Put every line of the items below into a numbered list, leaving out any blank lines.

*-*-*

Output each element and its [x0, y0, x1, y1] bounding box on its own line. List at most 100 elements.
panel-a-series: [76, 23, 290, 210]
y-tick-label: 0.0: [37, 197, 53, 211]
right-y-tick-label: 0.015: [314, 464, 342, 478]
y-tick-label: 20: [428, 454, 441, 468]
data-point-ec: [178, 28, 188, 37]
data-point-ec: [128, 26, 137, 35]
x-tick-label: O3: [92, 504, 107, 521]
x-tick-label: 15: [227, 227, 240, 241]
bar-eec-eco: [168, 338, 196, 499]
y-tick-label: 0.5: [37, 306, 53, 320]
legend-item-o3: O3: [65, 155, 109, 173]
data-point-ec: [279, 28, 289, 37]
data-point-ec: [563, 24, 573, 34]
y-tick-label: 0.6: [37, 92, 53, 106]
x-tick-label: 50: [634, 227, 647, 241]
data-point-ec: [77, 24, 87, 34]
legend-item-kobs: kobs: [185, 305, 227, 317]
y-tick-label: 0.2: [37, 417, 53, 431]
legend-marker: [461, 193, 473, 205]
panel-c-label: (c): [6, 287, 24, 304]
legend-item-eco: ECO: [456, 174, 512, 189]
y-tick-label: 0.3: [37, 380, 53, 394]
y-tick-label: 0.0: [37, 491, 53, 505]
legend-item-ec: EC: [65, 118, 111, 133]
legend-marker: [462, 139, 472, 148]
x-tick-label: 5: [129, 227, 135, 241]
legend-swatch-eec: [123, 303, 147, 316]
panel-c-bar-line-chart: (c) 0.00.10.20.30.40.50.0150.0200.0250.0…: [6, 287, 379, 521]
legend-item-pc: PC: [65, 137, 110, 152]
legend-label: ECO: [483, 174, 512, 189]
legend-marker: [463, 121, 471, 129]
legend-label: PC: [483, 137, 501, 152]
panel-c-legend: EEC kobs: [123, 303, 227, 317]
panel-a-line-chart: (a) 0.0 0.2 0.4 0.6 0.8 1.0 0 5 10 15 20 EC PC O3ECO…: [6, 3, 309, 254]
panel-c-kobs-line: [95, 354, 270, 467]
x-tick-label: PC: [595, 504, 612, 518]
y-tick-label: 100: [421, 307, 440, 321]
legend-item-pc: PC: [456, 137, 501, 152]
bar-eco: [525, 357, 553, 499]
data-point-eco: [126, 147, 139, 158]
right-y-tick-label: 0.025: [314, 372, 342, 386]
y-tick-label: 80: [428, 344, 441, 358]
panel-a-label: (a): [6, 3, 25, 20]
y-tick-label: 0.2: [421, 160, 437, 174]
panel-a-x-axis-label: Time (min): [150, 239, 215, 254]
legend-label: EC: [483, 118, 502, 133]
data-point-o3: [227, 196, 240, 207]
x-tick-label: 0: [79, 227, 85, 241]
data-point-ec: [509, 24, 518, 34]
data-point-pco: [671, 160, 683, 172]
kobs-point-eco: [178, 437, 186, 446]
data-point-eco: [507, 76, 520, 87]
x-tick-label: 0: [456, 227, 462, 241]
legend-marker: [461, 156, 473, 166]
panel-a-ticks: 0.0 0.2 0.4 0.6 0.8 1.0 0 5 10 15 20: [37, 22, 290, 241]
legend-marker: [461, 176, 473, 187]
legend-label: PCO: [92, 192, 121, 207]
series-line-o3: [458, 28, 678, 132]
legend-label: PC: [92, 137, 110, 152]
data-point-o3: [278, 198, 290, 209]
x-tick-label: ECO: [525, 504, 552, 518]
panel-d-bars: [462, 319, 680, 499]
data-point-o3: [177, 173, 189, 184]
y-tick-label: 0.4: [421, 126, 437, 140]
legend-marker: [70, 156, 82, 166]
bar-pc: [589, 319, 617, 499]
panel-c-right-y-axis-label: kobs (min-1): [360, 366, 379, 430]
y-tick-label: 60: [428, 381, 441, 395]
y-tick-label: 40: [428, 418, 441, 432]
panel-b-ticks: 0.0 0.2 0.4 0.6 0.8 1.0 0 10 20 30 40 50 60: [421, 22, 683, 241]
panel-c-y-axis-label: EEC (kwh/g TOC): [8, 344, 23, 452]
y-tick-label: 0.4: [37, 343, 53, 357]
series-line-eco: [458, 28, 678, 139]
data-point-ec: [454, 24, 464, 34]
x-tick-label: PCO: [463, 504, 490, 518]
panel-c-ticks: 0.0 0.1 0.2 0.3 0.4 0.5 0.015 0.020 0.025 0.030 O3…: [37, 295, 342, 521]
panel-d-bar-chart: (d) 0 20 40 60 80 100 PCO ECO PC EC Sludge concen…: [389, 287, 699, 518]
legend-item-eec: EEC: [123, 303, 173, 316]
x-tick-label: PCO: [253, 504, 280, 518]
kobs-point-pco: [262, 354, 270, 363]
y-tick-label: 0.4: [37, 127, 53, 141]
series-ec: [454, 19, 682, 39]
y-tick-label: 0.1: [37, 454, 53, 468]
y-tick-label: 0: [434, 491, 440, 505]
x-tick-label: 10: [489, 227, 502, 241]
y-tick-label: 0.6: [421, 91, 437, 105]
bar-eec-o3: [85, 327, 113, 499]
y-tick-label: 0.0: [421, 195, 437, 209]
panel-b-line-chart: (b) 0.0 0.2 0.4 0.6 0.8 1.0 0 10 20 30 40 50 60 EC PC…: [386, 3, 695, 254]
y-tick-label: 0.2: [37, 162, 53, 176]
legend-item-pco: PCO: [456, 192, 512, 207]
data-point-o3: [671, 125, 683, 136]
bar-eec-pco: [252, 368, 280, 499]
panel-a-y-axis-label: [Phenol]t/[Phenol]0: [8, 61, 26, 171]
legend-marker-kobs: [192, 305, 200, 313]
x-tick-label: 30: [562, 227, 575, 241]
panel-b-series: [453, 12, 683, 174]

*-*-*

[Task output]
1. Output each element and its [x0, y0, x1, y1] bounding box on its own line. List at most 100 elements.
2. panel-a-series: [76, 23, 290, 210]
3. y-tick-label: 0.0: [37, 197, 53, 211]
4. right-y-tick-label: 0.015: [314, 464, 342, 478]
5. y-tick-label: 20: [428, 454, 441, 468]
6. data-point-ec: [178, 28, 188, 37]
7. data-point-ec: [128, 26, 137, 35]
8. x-tick-label: O3: [92, 504, 107, 521]
9. x-tick-label: 15: [227, 227, 240, 241]
10. bar-eec-eco: [168, 338, 196, 499]
11. y-tick-label: 0.5: [37, 306, 53, 320]
12. legend-item-o3: O3: [65, 155, 109, 173]
13. data-point-ec: [279, 28, 289, 37]
14. data-point-ec: [563, 24, 573, 34]
15. y-tick-label: 0.6: [37, 92, 53, 106]
16. x-tick-label: 50: [634, 227, 647, 241]
17. data-point-ec: [77, 24, 87, 34]
18. legend-item-kobs: kobs: [185, 305, 227, 317]
19. y-tick-label: 0.2: [37, 417, 53, 431]
20. legend-marker: [461, 193, 473, 205]
21. panel-c-label: (c): [6, 287, 24, 304]
22. legend-item-eco: ECO: [456, 174, 512, 189]
23. y-tick-label: 0.3: [37, 380, 53, 394]
24. y-tick-label: 0.0: [37, 491, 53, 505]
25. legend-item-ec: EC: [65, 118, 111, 133]
26. legend-marker: [462, 139, 472, 148]
27. x-tick-label: 5: [129, 227, 135, 241]
28. legend-swatch-eec: [123, 303, 147, 316]
29. panel-c-bar-line-chart: (c) 0.00.10.20.30.40.50.0150.0200.0250.0…: [6, 287, 379, 521]
30. legend-item-pc: PC: [65, 137, 110, 152]
31. legend-label: ECO: [483, 174, 512, 189]
32. legend-marker: [463, 121, 471, 129]
33. legend-label: PC: [483, 137, 501, 152]
34. panel-c-legend: EEC kobs: [123, 303, 227, 317]
35. panel-a-line-chart: (a) 0.0 0.2 0.4 0.6 0.8 1.0 0 5 10 15 20 EC PC O3ECO…: [6, 3, 309, 254]
36. panel-c-kobs-line: [95, 354, 270, 467]
37. x-tick-label: PC: [595, 504, 612, 518]
38. y-tick-label: 100: [421, 307, 440, 321]
39. legend-item-pc: PC: [456, 137, 501, 152]
40. bar-eco: [525, 357, 553, 499]
41. data-point-eco: [126, 147, 139, 158]
42. right-y-tick-label: 0.025: [314, 372, 342, 386]
43. y-tick-label: 80: [428, 344, 441, 358]
44. panel-a-label: (a): [6, 3, 25, 20]
45. y-tick-label: 0.2: [421, 160, 437, 174]
46. panel-a-x-axis-label: Time (min): [150, 239, 215, 254]
47. legend-label: EC: [483, 118, 502, 133]
48. data-point-o3: [227, 196, 240, 207]
49. x-tick-label: 0: [79, 227, 85, 241]
50. data-point-ec: [509, 24, 518, 34]
51. data-point-pco: [671, 160, 683, 172]
52. kobs-point-eco: [178, 437, 186, 446]
53. data-point-eco: [507, 76, 520, 87]
54. x-tick-label: 0: [456, 227, 462, 241]
55. legend-marker: [461, 156, 473, 166]
56. panel-a-ticks: 0.0 0.2 0.4 0.6 0.8 1.0 0 5 10 15 20: [37, 22, 290, 241]
57. legend-marker: [461, 176, 473, 187]
58. legend-label: PCO: [92, 192, 121, 207]
59. series-line-o3: [458, 28, 678, 132]
60. legend-label: PC: [92, 137, 110, 152]
61. data-point-o3: [278, 198, 290, 209]
62. x-tick-label: ECO: [525, 504, 552, 518]
63. panel-d-bars: [462, 319, 680, 499]
64. data-point-o3: [177, 173, 189, 184]
65. y-tick-label: 0.4: [421, 126, 437, 140]
66. legend-marker: [70, 156, 82, 166]
67. bar-pc: [589, 319, 617, 499]
68. panel-c-right-y-axis-label: kobs (min-1): [360, 366, 379, 430]
69. y-tick-label: 60: [428, 381, 441, 395]
70. y-tick-label: 40: [428, 418, 441, 432]
71. panel-b-ticks: 0.0 0.2 0.4 0.6 0.8 1.0 0 10 20 30 40 50 60: [421, 22, 683, 241]
72. panel-c-y-axis-label: EEC (kwh/g TOC): [8, 344, 23, 452]
73. y-tick-label: 0.4: [37, 343, 53, 357]
74. series-line-eco: [458, 28, 678, 139]
75. data-point-ec: [454, 24, 464, 34]
76. x-tick-label: PCO: [463, 504, 490, 518]
77. panel-c-ticks: 0.0 0.1 0.2 0.3 0.4 0.5 0.015 0.020 0.025 0.030 O3…: [37, 295, 342, 521]
78. panel-d-bar-chart: (d) 0 20 40 60 80 100 PCO ECO PC EC Sludge concen…: [389, 287, 699, 518]
79. legend-item-eec: EEC: [123, 303, 173, 316]
80. x-tick-label: PCO: [253, 504, 280, 518]
81. kobs-point-pco: [262, 354, 270, 363]
82. y-tick-label: 0.4: [37, 127, 53, 141]
83. series-ec: [454, 19, 682, 39]
84. y-tick-label: 0.1: [37, 454, 53, 468]
85. y-tick-label: 0: [434, 491, 440, 505]
86. x-tick-label: 10: [489, 227, 502, 241]
87. y-tick-label: 0.6: [421, 91, 437, 105]
88. bar-eec-o3: [85, 327, 113, 499]
89. y-tick-label: 0.0: [421, 195, 437, 209]
90. panel-b-line-chart: (b) 0.0 0.2 0.4 0.6 0.8 1.0 0 10 20 30 40 50 60 EC PC…: [386, 3, 695, 254]
91. y-tick-label: 0.2: [37, 162, 53, 176]
92. legend-item-pco: PCO: [456, 192, 512, 207]
93. data-point-o3: [671, 125, 683, 136]
94. bar-eec-pco: [252, 368, 280, 499]
95. panel-a-y-axis-label: [Phenol]t/[Phenol]0: [8, 61, 26, 171]
96. legend-marker-kobs: [192, 305, 200, 313]
97. x-tick-label: 30: [562, 227, 575, 241]
98. panel-b-series: [453, 12, 683, 174]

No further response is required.